-- Directions for this task --
Using the records below, copy out exactly the line that contains "Parse this screenshot: output" and every line that follows it, up to and including the last, and no others.

─── Record extracts ───

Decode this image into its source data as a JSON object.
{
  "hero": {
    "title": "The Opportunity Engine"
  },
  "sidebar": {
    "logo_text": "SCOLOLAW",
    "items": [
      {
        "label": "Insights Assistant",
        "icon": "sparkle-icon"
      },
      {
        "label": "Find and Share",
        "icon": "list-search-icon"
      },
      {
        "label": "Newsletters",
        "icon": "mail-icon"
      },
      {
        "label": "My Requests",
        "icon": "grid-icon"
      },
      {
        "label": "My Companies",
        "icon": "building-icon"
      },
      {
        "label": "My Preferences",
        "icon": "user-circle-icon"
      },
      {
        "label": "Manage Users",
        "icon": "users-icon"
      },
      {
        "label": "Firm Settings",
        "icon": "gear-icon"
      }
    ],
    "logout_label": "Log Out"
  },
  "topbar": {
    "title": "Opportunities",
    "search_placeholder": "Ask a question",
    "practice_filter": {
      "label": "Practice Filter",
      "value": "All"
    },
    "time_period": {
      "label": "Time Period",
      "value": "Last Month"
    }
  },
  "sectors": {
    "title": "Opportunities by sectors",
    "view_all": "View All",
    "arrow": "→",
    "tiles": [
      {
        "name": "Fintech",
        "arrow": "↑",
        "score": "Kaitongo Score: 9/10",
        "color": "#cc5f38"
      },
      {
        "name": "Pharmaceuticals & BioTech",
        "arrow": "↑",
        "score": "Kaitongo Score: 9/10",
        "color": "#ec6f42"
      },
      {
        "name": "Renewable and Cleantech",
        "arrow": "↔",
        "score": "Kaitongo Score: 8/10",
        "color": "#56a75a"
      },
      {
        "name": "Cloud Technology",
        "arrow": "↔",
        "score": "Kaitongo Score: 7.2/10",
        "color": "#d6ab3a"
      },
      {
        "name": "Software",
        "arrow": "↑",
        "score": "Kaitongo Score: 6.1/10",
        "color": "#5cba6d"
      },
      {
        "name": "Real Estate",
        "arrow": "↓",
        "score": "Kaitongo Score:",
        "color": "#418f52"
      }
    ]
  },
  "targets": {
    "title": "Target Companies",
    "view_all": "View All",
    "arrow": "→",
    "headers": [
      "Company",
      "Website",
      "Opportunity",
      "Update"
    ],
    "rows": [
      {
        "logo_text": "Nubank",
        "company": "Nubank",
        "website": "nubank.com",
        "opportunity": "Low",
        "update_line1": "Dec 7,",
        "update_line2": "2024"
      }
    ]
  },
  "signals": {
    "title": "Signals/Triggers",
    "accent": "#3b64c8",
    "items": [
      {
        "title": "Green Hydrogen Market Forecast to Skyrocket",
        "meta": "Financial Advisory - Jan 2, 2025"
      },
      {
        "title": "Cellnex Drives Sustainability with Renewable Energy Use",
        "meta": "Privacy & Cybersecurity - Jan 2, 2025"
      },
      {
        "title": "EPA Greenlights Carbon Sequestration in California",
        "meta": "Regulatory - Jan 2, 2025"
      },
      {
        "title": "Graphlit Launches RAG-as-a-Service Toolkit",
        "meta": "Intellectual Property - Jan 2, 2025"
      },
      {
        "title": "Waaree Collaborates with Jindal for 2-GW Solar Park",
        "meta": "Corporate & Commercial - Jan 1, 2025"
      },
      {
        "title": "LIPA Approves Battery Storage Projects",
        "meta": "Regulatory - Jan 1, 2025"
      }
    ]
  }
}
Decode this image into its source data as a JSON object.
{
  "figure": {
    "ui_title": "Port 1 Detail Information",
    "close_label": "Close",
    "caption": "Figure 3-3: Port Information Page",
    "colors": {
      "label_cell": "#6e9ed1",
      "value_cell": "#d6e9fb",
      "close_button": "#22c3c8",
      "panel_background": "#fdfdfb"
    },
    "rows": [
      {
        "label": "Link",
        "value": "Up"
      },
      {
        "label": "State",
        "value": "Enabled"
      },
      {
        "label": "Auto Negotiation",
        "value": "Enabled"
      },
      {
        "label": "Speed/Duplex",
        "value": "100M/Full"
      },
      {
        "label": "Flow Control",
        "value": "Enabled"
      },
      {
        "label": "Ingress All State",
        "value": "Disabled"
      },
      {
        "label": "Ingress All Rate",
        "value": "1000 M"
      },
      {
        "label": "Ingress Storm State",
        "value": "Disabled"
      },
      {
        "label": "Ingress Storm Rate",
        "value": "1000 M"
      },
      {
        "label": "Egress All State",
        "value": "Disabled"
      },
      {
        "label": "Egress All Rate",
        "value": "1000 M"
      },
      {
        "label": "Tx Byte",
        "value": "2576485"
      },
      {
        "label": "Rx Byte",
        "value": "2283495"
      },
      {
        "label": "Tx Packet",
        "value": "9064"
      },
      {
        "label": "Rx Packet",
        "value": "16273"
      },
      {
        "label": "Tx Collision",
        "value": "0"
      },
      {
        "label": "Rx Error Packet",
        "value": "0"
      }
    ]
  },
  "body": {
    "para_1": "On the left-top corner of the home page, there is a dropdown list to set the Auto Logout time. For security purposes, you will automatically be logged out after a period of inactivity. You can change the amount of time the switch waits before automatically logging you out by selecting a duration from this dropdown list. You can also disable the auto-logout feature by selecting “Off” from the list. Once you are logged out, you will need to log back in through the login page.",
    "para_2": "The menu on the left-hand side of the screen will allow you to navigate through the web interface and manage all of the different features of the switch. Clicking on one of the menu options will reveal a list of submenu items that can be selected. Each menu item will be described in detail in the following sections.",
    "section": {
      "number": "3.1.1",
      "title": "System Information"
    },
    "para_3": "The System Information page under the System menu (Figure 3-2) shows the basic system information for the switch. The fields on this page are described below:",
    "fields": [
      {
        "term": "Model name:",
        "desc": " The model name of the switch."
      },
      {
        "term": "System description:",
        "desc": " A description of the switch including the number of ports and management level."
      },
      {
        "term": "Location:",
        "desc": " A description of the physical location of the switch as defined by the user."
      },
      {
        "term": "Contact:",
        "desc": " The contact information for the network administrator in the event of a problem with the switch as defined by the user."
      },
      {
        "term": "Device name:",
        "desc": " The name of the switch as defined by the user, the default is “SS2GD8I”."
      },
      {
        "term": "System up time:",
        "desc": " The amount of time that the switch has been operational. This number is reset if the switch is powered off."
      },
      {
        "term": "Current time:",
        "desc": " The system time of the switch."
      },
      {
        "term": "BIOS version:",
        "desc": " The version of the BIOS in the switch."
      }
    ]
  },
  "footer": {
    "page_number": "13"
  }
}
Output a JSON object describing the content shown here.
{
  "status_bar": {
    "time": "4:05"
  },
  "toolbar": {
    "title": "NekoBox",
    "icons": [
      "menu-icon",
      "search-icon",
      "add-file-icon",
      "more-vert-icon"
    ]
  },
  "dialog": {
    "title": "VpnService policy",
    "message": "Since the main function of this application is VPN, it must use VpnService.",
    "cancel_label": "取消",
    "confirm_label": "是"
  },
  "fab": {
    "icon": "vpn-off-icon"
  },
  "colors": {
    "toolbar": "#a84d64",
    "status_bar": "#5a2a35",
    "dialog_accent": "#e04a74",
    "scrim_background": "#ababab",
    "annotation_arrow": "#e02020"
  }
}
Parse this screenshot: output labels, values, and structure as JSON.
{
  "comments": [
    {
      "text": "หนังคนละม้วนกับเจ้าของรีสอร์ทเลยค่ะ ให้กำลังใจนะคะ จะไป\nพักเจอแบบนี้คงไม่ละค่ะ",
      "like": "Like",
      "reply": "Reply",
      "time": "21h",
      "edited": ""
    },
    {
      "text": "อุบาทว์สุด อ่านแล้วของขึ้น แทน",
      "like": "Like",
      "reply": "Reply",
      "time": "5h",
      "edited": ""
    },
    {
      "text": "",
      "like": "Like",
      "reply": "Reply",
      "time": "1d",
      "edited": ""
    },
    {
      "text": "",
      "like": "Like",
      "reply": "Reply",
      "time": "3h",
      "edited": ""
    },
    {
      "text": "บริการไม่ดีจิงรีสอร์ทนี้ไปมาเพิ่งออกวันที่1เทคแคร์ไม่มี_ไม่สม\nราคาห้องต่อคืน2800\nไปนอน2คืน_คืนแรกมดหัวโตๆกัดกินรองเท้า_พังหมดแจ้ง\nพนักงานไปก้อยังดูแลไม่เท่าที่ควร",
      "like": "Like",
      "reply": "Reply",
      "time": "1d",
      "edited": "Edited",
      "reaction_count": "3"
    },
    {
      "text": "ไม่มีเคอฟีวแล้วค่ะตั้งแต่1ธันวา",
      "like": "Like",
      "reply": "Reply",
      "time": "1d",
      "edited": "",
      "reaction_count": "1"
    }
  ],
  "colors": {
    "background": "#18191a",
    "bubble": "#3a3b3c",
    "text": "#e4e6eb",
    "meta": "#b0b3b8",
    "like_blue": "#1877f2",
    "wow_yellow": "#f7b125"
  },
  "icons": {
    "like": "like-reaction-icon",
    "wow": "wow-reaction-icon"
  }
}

───

-- Answer for this exercise --
Parse this screenshot: output labels, values, and structure as JSON.
{
  "comments": [
    {
      "text": "หนังคนละม้วนกับเจ้าของรีสอร์ทเลยค่ะ ให้กำลังใจนะคะ จะไป\nพักเจอแบบนี้คงไม่ละค่ะ",
      "like": "Like",
      "reply": "Reply",
      "time": "21h",
      "edited": ""
    },
    {
      "text": "อุบาทว์สุด อ่านแล้วของขึ้น แทน",
      "like": "Like",
      "reply": "Reply",
      "time": "5h",
      "edited": ""
    },
    {
      "text": "",
      "like": "Like",
      "reply": "Reply",
      "time": "1d",
      "edited": ""
    },
    {
      "text": "",
      "like": "Like",
      "reply": "Reply",
      "time": "3h",
      "edited": ""
    },
    {
      "text": "บริการไม่ดีจิงรีสอร์ทนี้ไปมาเพิ่งออกวันที่1เทคแคร์ไม่มี_ไม่สม\nราคาห้องต่อคืน2800\nไปนอน2คืน_คืนแรกมดหัวโตๆกัดกินรองเท้า_พังหมดแจ้ง\nพนักงานไปก้อยังดูแลไม่เท่าที่ควร",
      "like": "Like",
      "reply": "Reply",
      "time": "1d",
      "edited": "Edited",
      "reaction_count": "3"
    },
    {
      "text": "ไม่มีเคอฟีวแล้วค่ะตั้งแต่1ธันวา",
      "like": "Like",
      "reply": "Reply",
      "time": "1d",
      "edited": "",
      "reaction_count": "1"
    }
  ],
  "colors": {
    "background": "#18191a",
    "bubble": "#3a3b3c",
    "text": "#e4e6eb",
    "meta": "#b0b3b8",
    "like_blue": "#1877f2",
    "wow_yellow": "#f7b125"
  },
  "icons": {
    "like": "like-reaction-icon",
    "wow": "wow-reaction-icon"
  }
}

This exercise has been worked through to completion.